_The request_
Go through the data and copy every line exactly, but not the images.

(A block of data)
----
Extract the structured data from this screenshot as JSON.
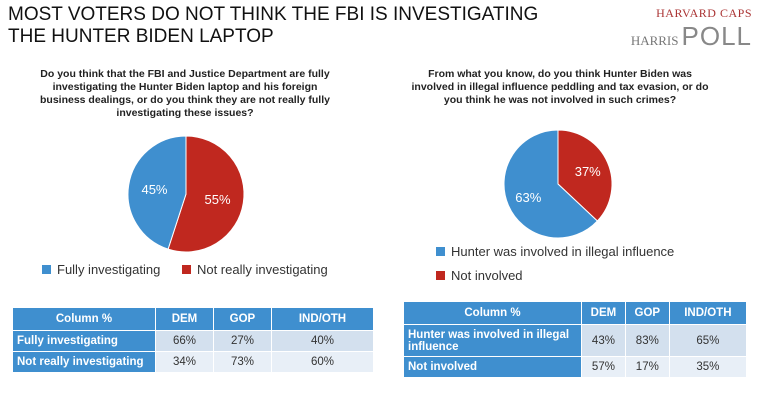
{
  "title": "MOST VOTERS DO NOT THINK THE FBI IS INVESTIGATING THE HUNTER BIDEN LAPTOP",
  "logo": {
    "line1": "HARVARD CAPS",
    "line2": "HARRIS",
    "line3": "POLL"
  },
  "colors": {
    "blue": "#3f8fcf",
    "red": "#c0281f"
  },
  "chart_data": [
    {
      "type": "pie",
      "title": "Do you think that the FBI and Justice Department are fully investigating the Hunter Biden laptop and his foreign business dealings, or do you think they are not really fully investigating these issues?",
      "legend_position": "bottom",
      "slices": [
        {
          "label": "Fully investigating",
          "value": 45,
          "text": "45%",
          "color": "#3f8fcf"
        },
        {
          "label": "Not really investigating",
          "value": 55,
          "text": "55%",
          "color": "#c0281f"
        }
      ]
    },
    {
      "type": "pie",
      "title": "From what you know, do you think Hunter Biden was involved in illegal influence peddling and tax evasion, or do you think he was not involved in such crimes?",
      "legend_position": "bottom",
      "slices": [
        {
          "label": "Hunter was involved in illegal influence",
          "value": 63,
          "text": "63%",
          "color": "#3f8fcf"
        },
        {
          "label": "Not involved",
          "value": 37,
          "text": "37%",
          "color": "#c0281f"
        }
      ]
    },
    {
      "type": "table",
      "columns": [
        "Column %",
        "DEM",
        "GOP",
        "IND/OTH"
      ],
      "rows": [
        [
          "Fully investigating",
          "66%",
          "27%",
          "40%"
        ],
        [
          "Not really investigating",
          "34%",
          "73%",
          "60%"
        ]
      ]
    },
    {
      "type": "table",
      "columns": [
        "Column %",
        "DEM",
        "GOP",
        "IND/OTH"
      ],
      "rows": [
        [
          "Hunter was involved in illegal influence",
          "43%",
          "83%",
          "65%"
        ],
        [
          "Not involved",
          "57%",
          "17%",
          "35%"
        ]
      ]
    }
  ]
}
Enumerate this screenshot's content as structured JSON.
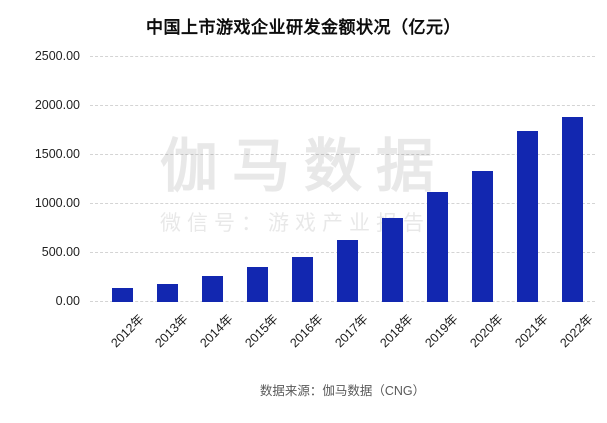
{
  "header": {
    "title": "中国上市游戏企业研发金额状况（亿元）"
  },
  "watermark": {
    "brand": "伽马数据",
    "wechat": "微信号：游戏产业报告"
  },
  "footer": {
    "source": "数据来源：伽马数据（CNG）"
  },
  "chart_data": {
    "type": "bar",
    "title": "中国上市游戏企业研发金额状况（亿元）",
    "categories": [
      "2012年",
      "2013年",
      "2014年",
      "2015年",
      "2016年",
      "2017年",
      "2018年",
      "2019年",
      "2020年",
      "2021年",
      "2022年"
    ],
    "values": [
      145,
      185,
      265,
      360,
      455,
      635,
      860,
      1125,
      1340,
      1740,
      1890
    ],
    "ylim": [
      0,
      2500
    ],
    "ytick_step": 500,
    "ytick_labels": [
      "0.00",
      "500.00",
      "1000.00",
      "1500.00",
      "2000.00",
      "2500.00"
    ],
    "grid": true,
    "legend_position": "none",
    "bar_color": "#1227b0",
    "grid_color": "#d4d4d4",
    "xlabel": "",
    "ylabel": ""
  }
}
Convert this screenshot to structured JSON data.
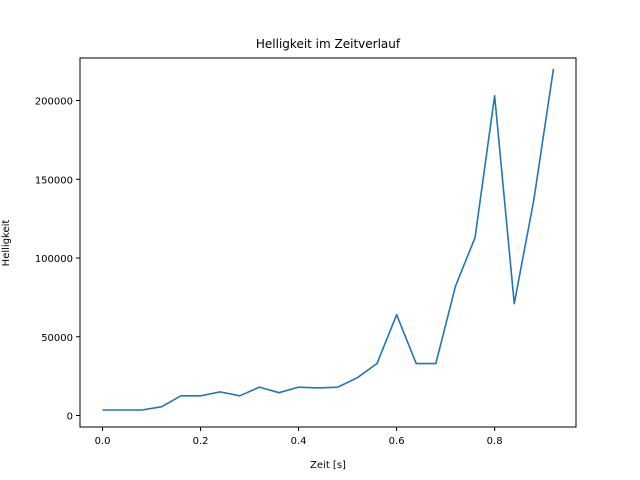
{
  "chart_data": {
    "type": "line",
    "title": "Helligkeit im Zeitverlauf",
    "xlabel": "Zeit [s]",
    "ylabel": "Helligkeit",
    "xlim": [
      -0.046,
      0.966
    ],
    "ylim": [
      -7300,
      227000
    ],
    "grid": false,
    "legend": "none",
    "x_ticks": [
      {
        "value": 0.0,
        "label": "0.0"
      },
      {
        "value": 0.2,
        "label": "0.2"
      },
      {
        "value": 0.4,
        "label": "0.4"
      },
      {
        "value": 0.6,
        "label": "0.6"
      },
      {
        "value": 0.8,
        "label": "0.8"
      }
    ],
    "y_ticks": [
      {
        "value": 0,
        "label": "0"
      },
      {
        "value": 50000,
        "label": "50000"
      },
      {
        "value": 100000,
        "label": "100000"
      },
      {
        "value": 150000,
        "label": "150000"
      },
      {
        "value": 200000,
        "label": "200000"
      }
    ],
    "series": [
      {
        "color": "#1f77b4",
        "x": [
          0.0,
          0.04,
          0.08,
          0.12,
          0.16,
          0.2,
          0.24,
          0.28,
          0.32,
          0.36,
          0.4,
          0.44,
          0.48,
          0.52,
          0.56,
          0.6,
          0.64,
          0.68,
          0.72,
          0.76,
          0.8,
          0.84,
          0.88,
          0.92
        ],
        "y": [
          3500,
          3500,
          3500,
          5500,
          12500,
          12500,
          15000,
          12500,
          18000,
          14500,
          18000,
          17500,
          18000,
          24000,
          33000,
          64000,
          33000,
          33000,
          82000,
          113000,
          203000,
          71000,
          137000,
          220000
        ]
      }
    ]
  }
}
----
_Written reply_
Extract the structured data from this screenshot as JSON.
{
  "title": "MOST VOTERS DO NOT THINK THE FBI IS INVESTIGATING THE HUNTER BIDEN LAPTOP",
  "logo": {
    "line1": "HARVARD CAPS",
    "line2": "HARRIS",
    "line3": "POLL"
  },
  "colors": {
    "blue": "#3f8fcf",
    "red": "#c0281f"
  },
  "chart_data": [
    {
      "type": "pie",
      "title": "Do you think that the FBI and Justice Department are fully investigating the Hunter Biden laptop and his foreign business dealings, or do you think they are not really fully investigating these issues?",
      "legend_position": "bottom",
      "slices": [
        {
          "label": "Fully investigating",
          "value": 45,
          "text": "45%",
          "color": "#3f8fcf"
        },
        {
          "label": "Not really investigating",
          "value": 55,
          "text": "55%",
          "color": "#c0281f"
        }
      ]
    },
    {
      "type": "pie",
      "title": "From what you know, do you think Hunter Biden was involved in illegal influence peddling and tax evasion, or do you think he was not involved in such crimes?",
      "legend_position": "bottom",
      "slices": [
        {
          "label": "Hunter was involved in illegal influence",
          "value": 63,
          "text": "63%",
          "color": "#3f8fcf"
        },
        {
          "label": "Not involved",
          "value": 37,
          "text": "37%",
          "color": "#c0281f"
        }
      ]
    },
    {
      "type": "table",
      "columns": [
        "Column %",
        "DEM",
        "GOP",
        "IND/OTH"
      ],
      "rows": [
        [
          "Fully investigating",
          "66%",
          "27%",
          "40%"
        ],
        [
          "Not really investigating",
          "34%",
          "73%",
          "60%"
        ]
      ]
    },
    {
      "type": "table",
      "columns": [
        "Column %",
        "DEM",
        "GOP",
        "IND/OTH"
      ],
      "rows": [
        [
          "Hunter was involved in illegal influence",
          "43%",
          "83%",
          "65%"
        ],
        [
          "Not involved",
          "57%",
          "17%",
          "35%"
        ]
      ]
    }
  ]
}
Enumerate this screenshot's content as structured JSON.
{
  "header": {
    "title": "中国上市游戏企业研发金额状况（亿元）"
  },
  "watermark": {
    "brand": "伽马数据",
    "wechat": "微信号：游戏产业报告"
  },
  "footer": {
    "source": "数据来源：伽马数据（CNG）"
  },
  "chart_data": {
    "type": "bar",
    "title": "中国上市游戏企业研发金额状况（亿元）",
    "categories": [
      "2012年",
      "2013年",
      "2014年",
      "2015年",
      "2016年",
      "2017年",
      "2018年",
      "2019年",
      "2020年",
      "2021年",
      "2022年"
    ],
    "values": [
      145,
      185,
      265,
      360,
      455,
      635,
      860,
      1125,
      1340,
      1740,
      1890
    ],
    "ylim": [
      0,
      2500
    ],
    "ytick_step": 500,
    "ytick_labels": [
      "0.00",
      "500.00",
      "1000.00",
      "1500.00",
      "2000.00",
      "2500.00"
    ],
    "grid": true,
    "legend_position": "none",
    "bar_color": "#1227b0",
    "grid_color": "#d4d4d4",
    "xlabel": "",
    "ylabel": ""
  }
}
Convert this screenshot to structured JSON data.
{
  "chart_data": {
    "type": "line",
    "title": "Helligkeit im Zeitverlauf",
    "xlabel": "Zeit [s]",
    "ylabel": "Helligkeit",
    "xlim": [
      -0.046,
      0.966
    ],
    "ylim": [
      -7300,
      227000
    ],
    "grid": false,
    "legend": "none",
    "x_ticks": [
      {
        "value": 0.0,
        "label": "0.0"
      },
      {
        "value": 0.2,
        "label": "0.2"
      },
      {
        "value": 0.4,
        "label": "0.4"
      },
      {
        "value": 0.6,
        "label": "0.6"
      },
      {
        "value": 0.8,
        "label": "0.8"
      }
    ],
    "y_ticks": [
      {
        "value": 0,
        "label": "0"
      },
      {
        "value": 50000,
        "label": "50000"
      },
      {
        "value": 100000,
        "label": "100000"
      },
      {
        "value": 150000,
        "label": "150000"
      },
      {
        "value": 200000,
        "label": "200000"
      }
    ],
    "series": [
      {
        "color": "#1f77b4",
        "x": [
          0.0,
          0.04,
          0.08,
          0.12,
          0.16,
          0.2,
          0.24,
          0.28,
          0.32,
          0.36,
          0.4,
          0.44,
          0.48,
          0.52,
          0.56,
          0.6,
          0.64,
          0.68,
          0.72,
          0.76,
          0.8,
          0.84,
          0.88,
          0.92
        ],
        "y": [
          3500,
          3500,
          3500,
          5500,
          12500,
          12500,
          15000,
          12500,
          18000,
          14500,
          18000,
          17500,
          18000,
          24000,
          33000,
          64000,
          33000,
          33000,
          82000,
          113000,
          203000,
          71000,
          137000,
          220000
        ]
      }
    ]
  }
}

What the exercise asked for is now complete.